• **WORK TO BE COMPLETED**:
Extract every line below that contains the word "javax".

━━━━━━━━━━

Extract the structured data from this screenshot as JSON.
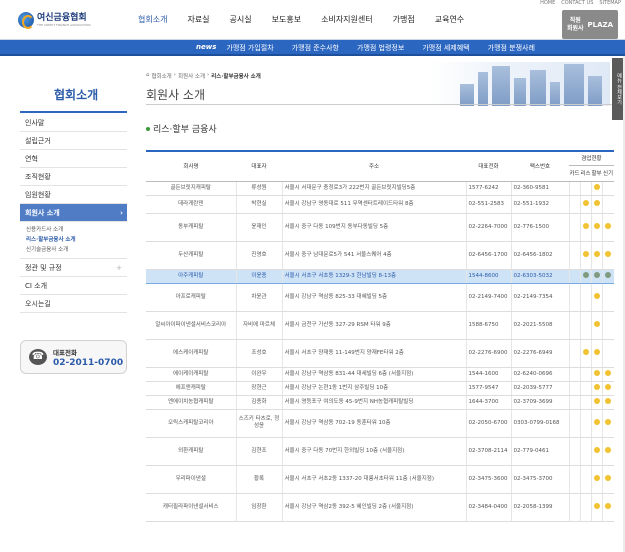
{
  "util": [
    "HOME",
    "CONTACT US",
    "SITEMAP"
  ],
  "logo": {
    "name": "여신금융협회",
    "sub": "THE CREDIT FINANCE ASSOCIATION"
  },
  "gnb": [
    "협회소개",
    "자료실",
    "공시실",
    "보도홍보",
    "소비자지원센터",
    "가맹점",
    "교육연수"
  ],
  "plaza": {
    "line1": "직원",
    "line2": "회원사",
    "label": "PLAZA"
  },
  "subnav": [
    "news",
    "가맹점 가입절차",
    "가맹점 준수사항",
    "가맹점 법령정보",
    "가맹점 세제혜택",
    "가맹점 분쟁사례"
  ],
  "sidebar": {
    "title": "협회소개",
    "items": [
      "인사말",
      "설립근거",
      "연혁",
      "조직현황",
      "임원현황",
      "회원사 소개"
    ],
    "sub_items": [
      "신용카드사 소개",
      "리스·할부금융사 소개",
      "신기술금융사 소개"
    ],
    "items_after": [
      "정관 및 규정",
      "CI 소개",
      "오시는길"
    ],
    "tel_label": "대표전화",
    "tel_number": "02-2011-0700"
  },
  "breadcrumb": [
    "협회소개",
    "회원사 소개",
    "리스·할부금융사 소개"
  ],
  "page_title": "회원사 소개",
  "section_title": "리스·할부 금융사",
  "quick_tab": "메뉴 전체보기",
  "table": {
    "headers": {
      "name": "회사명",
      "ceo": "대표자",
      "address": "주소",
      "phone": "대표전화",
      "fax": "팩스번호",
      "biz": "겸업현황"
    },
    "biz_cols": [
      "카드",
      "리스",
      "할부",
      "신기"
    ],
    "rows": [
      {
        "name": "골든브릿지캐피탈",
        "ceo": "류성원",
        "address": "서울시 서대문구 충정로3가 222번지 골든브릿지빌딩5층",
        "phone": "1577-6242",
        "fax": "02-360-9581",
        "biz": [
          false,
          false,
          true,
          false
        ]
      },
      {
        "name": "데라게란덴",
        "ceo": "박현실",
        "address": "서울시 강남구 영동대로 511 무역센터트레이드타워 8층",
        "phone": "02-551-2583",
        "fax": "02-551-1932",
        "biz": [
          false,
          true,
          true,
          false
        ]
      },
      {
        "name": "동부캐피탈",
        "ceo": "윤재인",
        "address": "서울시 중구 다동 109번지 동부다동빌딩 5층",
        "phone": "02-2264-7000",
        "fax": "02-776-1500",
        "biz": [
          false,
          true,
          true,
          true
        ]
      },
      {
        "name": "두산캐피탈",
        "ceo": "진영호",
        "address": "서울시 중구 남대문로5가 541 서울스퀘어 4층",
        "phone": "02-6456-1700",
        "fax": "02-6456-1802",
        "biz": [
          false,
          true,
          true,
          true
        ]
      },
      {
        "name": "아주캐피탈",
        "ceo": "이윤종",
        "address": "서울시 서초구 서초동 1329-3 한남빌딩 8-13층",
        "phone": "1544-8600",
        "fax": "02-6303-5032",
        "biz": [
          false,
          true,
          true,
          true
        ],
        "highlight": true
      },
      {
        "name": "아프로캐피탈",
        "ceo": "차윤관",
        "address": "서울시 강남구 역삼동 825-33 대혜빌딩 5층",
        "phone": "02-2149-7400",
        "fax": "02-2149-7354",
        "biz": [
          false,
          false,
          true,
          false
        ]
      },
      {
        "name": "알씨아이파이낸셜서비스코리아",
        "ceo": "자비에 마르체",
        "address": "서울시 금천구 가산동 327-29 RSM 타워 9층",
        "phone": "1588-6750",
        "fax": "02-2021-5508",
        "biz": [
          false,
          false,
          true,
          false
        ]
      },
      {
        "name": "에스케이캐피탈",
        "ceo": "조성호",
        "address": "서울시 서초구 양재동 11-149번지 양재FE타워 2층",
        "phone": "02-2276-6900",
        "fax": "02-2276-6949",
        "biz": [
          false,
          true,
          true,
          false
        ]
      },
      {
        "name": "에이케이캐피탈",
        "ceo": "이완우",
        "address": "서울시 강남구 역삼동 831-44 대세빌딩 6층 (서울지점)",
        "phone": "1544-1600",
        "fax": "02-6240-0696",
        "biz": [
          false,
          false,
          true,
          true
        ]
      },
      {
        "name": "에프앤캐피탈",
        "ceo": "장현근",
        "address": "서울시 강남구 논현1동 1번지 삼주빌딩 10층",
        "phone": "1577-9547",
        "fax": "02-2039-5777",
        "biz": [
          false,
          false,
          true,
          true
        ]
      },
      {
        "name": "엔에이치농협캐피탈",
        "ceo": "김종화",
        "address": "서울시 영등포구 여의도동 45-9번지 NH농협캐피탈빌딩",
        "phone": "1644-3700",
        "fax": "02-3709-3699",
        "biz": [
          false,
          false,
          true,
          true
        ]
      },
      {
        "name": "오릭스캐피탈코리아",
        "ceo": "스즈키 타츠로, 정성윤",
        "address": "서울시 강남구 역삼동 702-19 동훈타워 10층",
        "phone": "02-2050-6700",
        "fax": "0303-0799-0168",
        "biz": [
          false,
          false,
          true,
          true
        ]
      },
      {
        "name": "외환캐피탈",
        "ceo": "김현조",
        "address": "서울시 중구 다동 70번지 한외빌딩 10층 (서울지점)",
        "phone": "02-3708-2114",
        "fax": "02-779-0461",
        "biz": [
          false,
          false,
          true,
          true
        ]
      },
      {
        "name": "우리파이낸셜",
        "ceo": "황록",
        "address": "서울시 서초구 서초2동 1337-20 대륭서초타워 11층 (서울지점)",
        "phone": "02-3475-3600",
        "fax": "02-3475-3700",
        "biz": [
          false,
          false,
          true,
          true
        ]
      },
      {
        "name": "캐터필라파이낸셜서비스",
        "ceo": "임장환",
        "address": "서울시 강남구 역삼2동 392-5 혜인빌딩 2층 (서울지점)",
        "phone": "02-3484-0400",
        "fax": "02-2058-1399",
        "biz": [
          false,
          false,
          true,
          true
        ]
      }
    ]
  }
}
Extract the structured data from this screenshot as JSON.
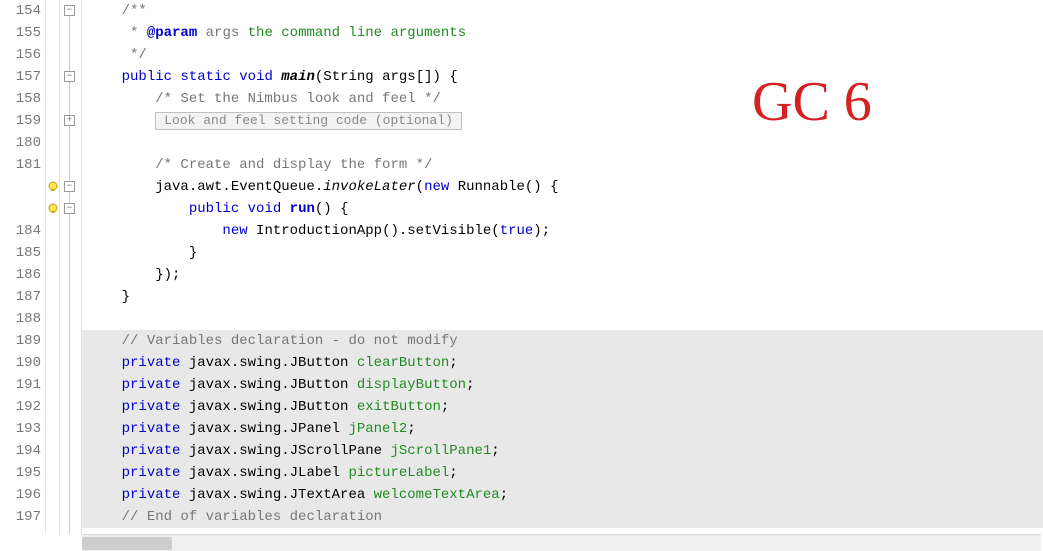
{
  "rows": [
    {
      "ln": "154",
      "fold": "minus",
      "mark": null,
      "cls": "",
      "seg": [
        {
          "c": "jdoc",
          "t": "    /**"
        }
      ]
    },
    {
      "ln": "155",
      "fold": null,
      "mark": null,
      "cls": "",
      "seg": [
        {
          "c": "jdoc",
          "t": "     * "
        },
        {
          "c": "tag",
          "t": "@param"
        },
        {
          "c": "jdoc",
          "t": " args "
        },
        {
          "c": "jtxt",
          "t": "the command line arguments"
        }
      ]
    },
    {
      "ln": "156",
      "fold": null,
      "mark": null,
      "cls": "",
      "seg": [
        {
          "c": "jdoc",
          "t": "     */"
        }
      ]
    },
    {
      "ln": "157",
      "fold": "minus",
      "mark": null,
      "cls": "",
      "seg": [
        {
          "c": "",
          "t": "    "
        },
        {
          "c": "kw",
          "t": "public"
        },
        {
          "c": "",
          "t": " "
        },
        {
          "c": "kw",
          "t": "static"
        },
        {
          "c": "",
          "t": " "
        },
        {
          "c": "kw",
          "t": "void"
        },
        {
          "c": "",
          "t": " "
        },
        {
          "c": "mname",
          "t": "main"
        },
        {
          "c": "",
          "t": "(String args[]) {"
        }
      ]
    },
    {
      "ln": "158",
      "fold": null,
      "mark": null,
      "cls": "",
      "seg": [
        {
          "c": "",
          "t": "        "
        },
        {
          "c": "com",
          "t": "/* Set the Nimbus look and feel */"
        }
      ]
    },
    {
      "ln": "159",
      "fold": "plus",
      "mark": null,
      "cls": "",
      "seg": [
        {
          "c": "",
          "t": "        "
        },
        {
          "c": "foldbox",
          "t": "Look and feel setting code (optional)"
        }
      ]
    },
    {
      "ln": "180",
      "fold": null,
      "mark": null,
      "cls": "",
      "seg": [
        {
          "c": "",
          "t": ""
        }
      ]
    },
    {
      "ln": "181",
      "fold": null,
      "mark": null,
      "cls": "",
      "seg": [
        {
          "c": "",
          "t": "        "
        },
        {
          "c": "com",
          "t": "/* Create and display the form */"
        }
      ]
    },
    {
      "ln": "",
      "fold": "minus",
      "mark": "bulb",
      "cls": "",
      "seg": [
        {
          "c": "",
          "t": "        java.awt.EventQueue."
        },
        {
          "c": "meth",
          "t": "invokeLater"
        },
        {
          "c": "",
          "t": "("
        },
        {
          "c": "kw",
          "t": "new"
        },
        {
          "c": "",
          "t": " Runnable() {"
        }
      ]
    },
    {
      "ln": "",
      "fold": "minus",
      "mark": "bulb",
      "cls": "",
      "seg": [
        {
          "c": "",
          "t": "            "
        },
        {
          "c": "kw",
          "t": "public"
        },
        {
          "c": "",
          "t": " "
        },
        {
          "c": "kw",
          "t": "void"
        },
        {
          "c": "",
          "t": " "
        },
        {
          "c": "kwb",
          "t": "run"
        },
        {
          "c": "",
          "t": "() {"
        }
      ]
    },
    {
      "ln": "184",
      "fold": null,
      "mark": null,
      "cls": "",
      "seg": [
        {
          "c": "",
          "t": "                "
        },
        {
          "c": "kw",
          "t": "new"
        },
        {
          "c": "",
          "t": " IntroductionApp().setVisible("
        },
        {
          "c": "kw",
          "t": "true"
        },
        {
          "c": "",
          "t": ");"
        }
      ]
    },
    {
      "ln": "185",
      "fold": null,
      "mark": null,
      "cls": "",
      "seg": [
        {
          "c": "",
          "t": "            }"
        }
      ]
    },
    {
      "ln": "186",
      "fold": null,
      "mark": null,
      "cls": "",
      "seg": [
        {
          "c": "",
          "t": "        });"
        }
      ]
    },
    {
      "ln": "187",
      "fold": null,
      "mark": null,
      "cls": "",
      "seg": [
        {
          "c": "",
          "t": "    }"
        }
      ]
    },
    {
      "ln": "188",
      "fold": null,
      "mark": null,
      "cls": "",
      "seg": [
        {
          "c": "",
          "t": ""
        }
      ]
    },
    {
      "ln": "189",
      "fold": null,
      "mark": null,
      "cls": "guarded",
      "seg": [
        {
          "c": "",
          "t": "    "
        },
        {
          "c": "com",
          "t": "// Variables declaration - do not modify"
        }
      ]
    },
    {
      "ln": "190",
      "fold": null,
      "mark": null,
      "cls": "guarded",
      "seg": [
        {
          "c": "",
          "t": "    "
        },
        {
          "c": "kw",
          "t": "private"
        },
        {
          "c": "",
          "t": " javax.swing.JButton "
        },
        {
          "c": "field",
          "t": "clearButton"
        },
        {
          "c": "",
          "t": ";"
        }
      ]
    },
    {
      "ln": "191",
      "fold": null,
      "mark": null,
      "cls": "guarded",
      "seg": [
        {
          "c": "",
          "t": "    "
        },
        {
          "c": "kw",
          "t": "private"
        },
        {
          "c": "",
          "t": " javax.swing.JButton "
        },
        {
          "c": "field",
          "t": "displayButton"
        },
        {
          "c": "",
          "t": ";"
        }
      ]
    },
    {
      "ln": "192",
      "fold": null,
      "mark": null,
      "cls": "guarded",
      "seg": [
        {
          "c": "",
          "t": "    "
        },
        {
          "c": "kw",
          "t": "private"
        },
        {
          "c": "",
          "t": " javax.swing.JButton "
        },
        {
          "c": "field",
          "t": "exitButton"
        },
        {
          "c": "",
          "t": ";"
        }
      ]
    },
    {
      "ln": "193",
      "fold": null,
      "mark": null,
      "cls": "guarded",
      "seg": [
        {
          "c": "",
          "t": "    "
        },
        {
          "c": "kw",
          "t": "private"
        },
        {
          "c": "",
          "t": " javax.swing.JPanel "
        },
        {
          "c": "field",
          "t": "jPanel2"
        },
        {
          "c": "",
          "t": ";"
        }
      ]
    },
    {
      "ln": "194",
      "fold": null,
      "mark": null,
      "cls": "guarded",
      "seg": [
        {
          "c": "",
          "t": "    "
        },
        {
          "c": "kw",
          "t": "private"
        },
        {
          "c": "",
          "t": " javax.swing.JScrollPane "
        },
        {
          "c": "field",
          "t": "jScrollPane1"
        },
        {
          "c": "",
          "t": ";"
        }
      ]
    },
    {
      "ln": "195",
      "fold": null,
      "mark": null,
      "cls": "guarded",
      "seg": [
        {
          "c": "",
          "t": "    "
        },
        {
          "c": "kw",
          "t": "private"
        },
        {
          "c": "",
          "t": " javax.swing.JLabel "
        },
        {
          "c": "field",
          "t": "pictureLabel"
        },
        {
          "c": "",
          "t": ";"
        }
      ]
    },
    {
      "ln": "196",
      "fold": null,
      "mark": null,
      "cls": "guarded",
      "seg": [
        {
          "c": "",
          "t": "    "
        },
        {
          "c": "kw",
          "t": "private"
        },
        {
          "c": "",
          "t": " javax.swing.JTextArea "
        },
        {
          "c": "field",
          "t": "welcomeTextArea"
        },
        {
          "c": "",
          "t": ";"
        }
      ]
    },
    {
      "ln": "197",
      "fold": null,
      "mark": null,
      "cls": "guarded",
      "seg": [
        {
          "c": "",
          "t": "    "
        },
        {
          "c": "com",
          "t": "// End of variables declaration"
        }
      ]
    }
  ],
  "annotation": {
    "text": "GC 6"
  }
}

━━━━━━━━━━

• **EXERCISE SOLUTION**:
          "t": " javax.swing.JButton "
          "t": " javax.swing.JButton "
          "t": " javax.swing.JButton "
          "t": " javax.swing.JPanel "
          "t": " javax.swing.JScrollPane "
          "t": " javax.swing.JLabel "
          "t": " javax.swing.JTextArea "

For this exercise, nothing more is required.